● **Source excerpt**
## start

If carefully planned, GH2 can induce a geopolitical shift in production, trade and energy security to the benefit of the Global South. As discussed in the anchor piece for this GH2 series, countries in the Global South are likely to benefit from new paths to industrialization which a shift to GH2 would create, thereby generating new jobs and additional welfare benefits. The relocation of manufacturing would be most suited for industrial commodities such as aluminium, ammonia, iron, jet fuel and methanol. Three elements can drive this phenomenon2, namely (i) the willingness of industrial agglomerates to relocate; (ii) the cost of transporting finished or semi-finished products compared to the transport of energy, and (iii) the cost of energy.
Setting up new production facilities in renewables-rich countries does not necessarily imply the closure of plants elsewhere. On the contrary, the energy transition offers scope for growth in many industries. More ammonia will be needed to fuel international shipping and more steel will be required, given the expected population growth and the energy sector’s new infrastructure requirements.

## end

● **Exercise description**
Write out the stretch of the green hydrogen passage from "Setting up new" through "new infrastructure requirements.". The lines that come next have no connection to the green hydrogen passage.

● **Material**
## start

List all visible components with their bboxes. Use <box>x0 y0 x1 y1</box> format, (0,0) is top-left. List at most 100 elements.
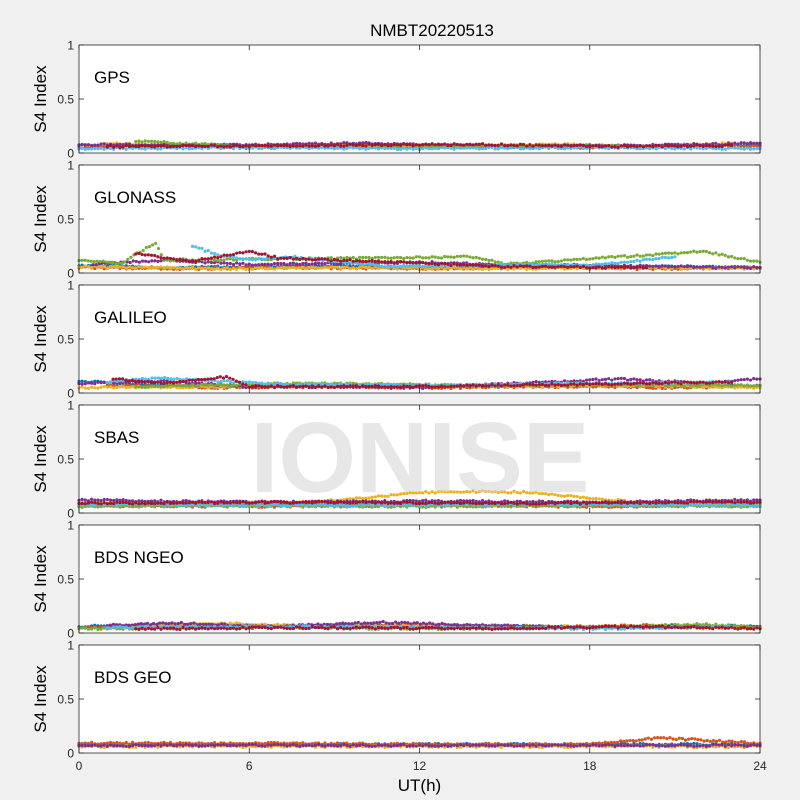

## end

● **Solution to this problem**
Setting up new production facilities in renewables-rich countries does not necessarily imply the closure of plants elsewhere. On the contrary, the energy transition offers scope for growth in many industries. More ammonia will be needed to fuel international shipping and more steel will be required, given the expected population growth and the energy sector’s new infrastructure requirements.